- TASK INSTRUCTIONS -
Filter this data down to the lines that hold "стейкинга", and copy them.

━━━━

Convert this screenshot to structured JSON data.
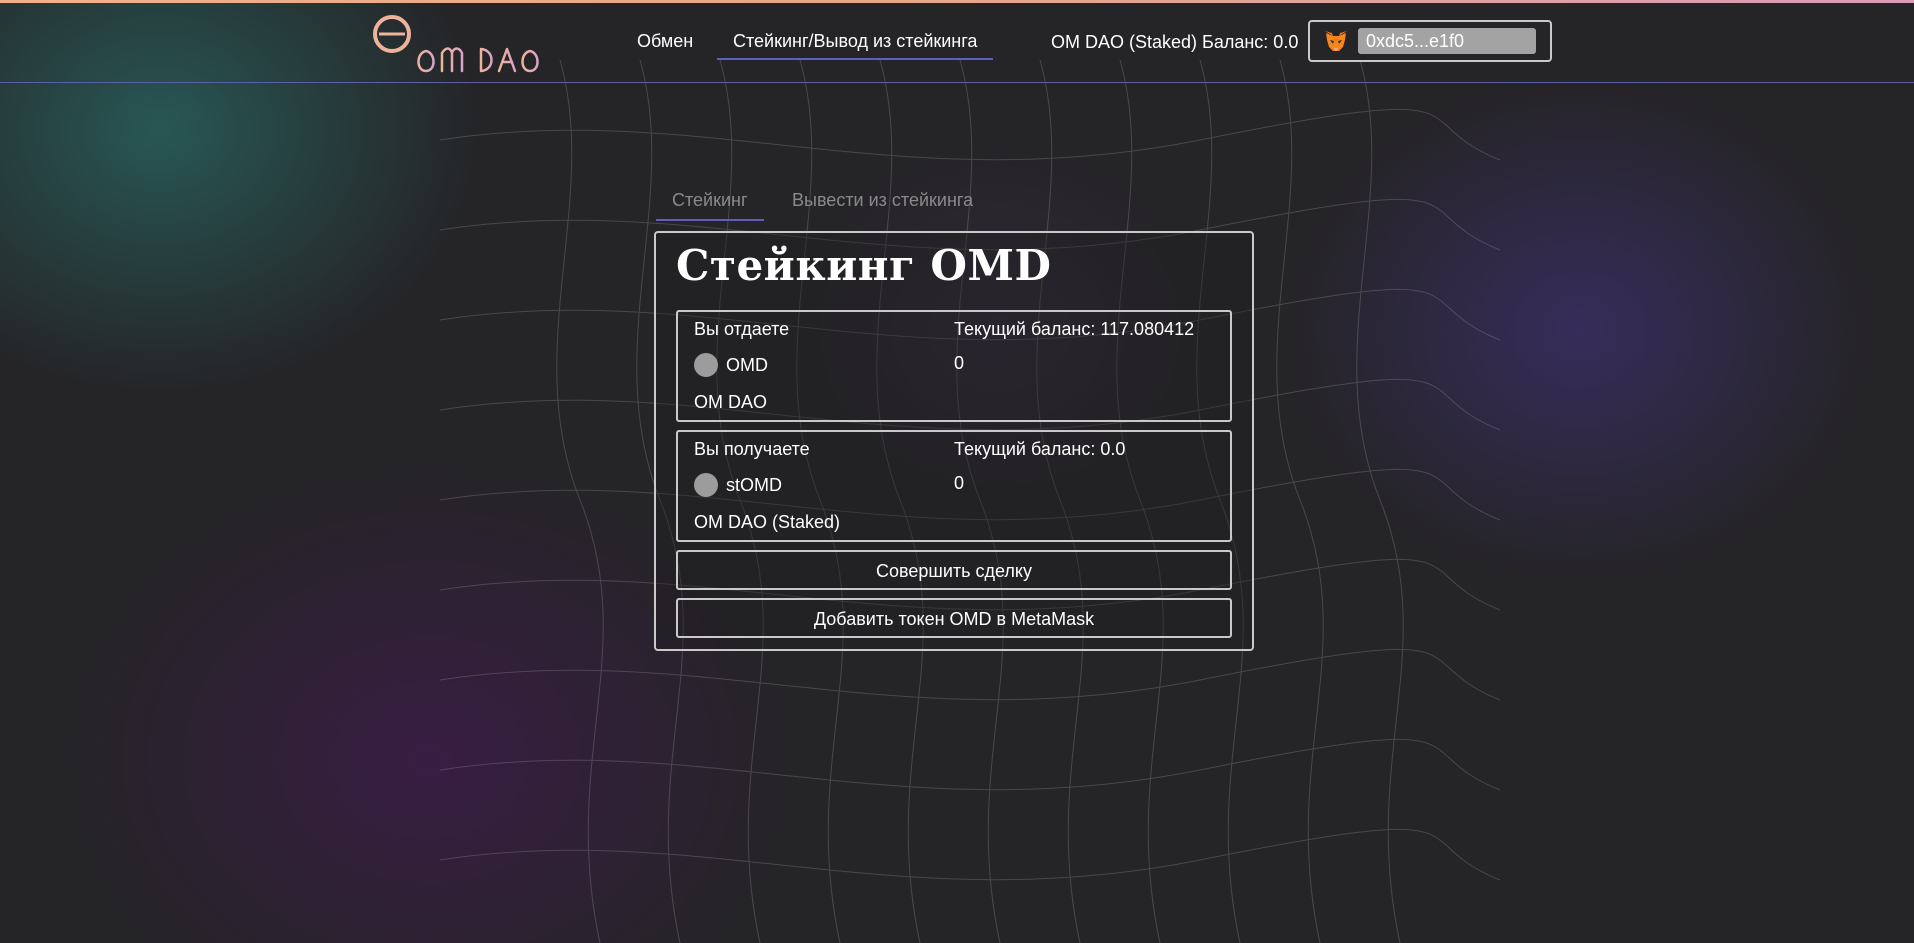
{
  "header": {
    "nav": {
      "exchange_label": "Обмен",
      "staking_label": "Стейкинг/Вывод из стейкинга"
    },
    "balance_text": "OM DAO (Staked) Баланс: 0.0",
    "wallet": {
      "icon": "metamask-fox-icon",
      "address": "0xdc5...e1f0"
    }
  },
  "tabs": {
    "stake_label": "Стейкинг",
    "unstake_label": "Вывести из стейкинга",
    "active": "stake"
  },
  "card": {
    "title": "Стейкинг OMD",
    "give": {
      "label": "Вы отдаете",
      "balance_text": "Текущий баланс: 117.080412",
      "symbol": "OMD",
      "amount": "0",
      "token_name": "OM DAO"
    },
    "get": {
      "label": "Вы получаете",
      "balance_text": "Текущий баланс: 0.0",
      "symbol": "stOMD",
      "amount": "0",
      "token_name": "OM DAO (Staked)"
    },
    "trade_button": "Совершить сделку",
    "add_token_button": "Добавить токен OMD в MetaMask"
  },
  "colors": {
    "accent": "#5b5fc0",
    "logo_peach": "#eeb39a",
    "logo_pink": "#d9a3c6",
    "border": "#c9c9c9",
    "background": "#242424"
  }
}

━━━━

- EXERCISE OUTPUT -
      "staking_label": "Стейкинг/Вывод из стейкинга"
    "unstake_label": "Вывести из стейкинга",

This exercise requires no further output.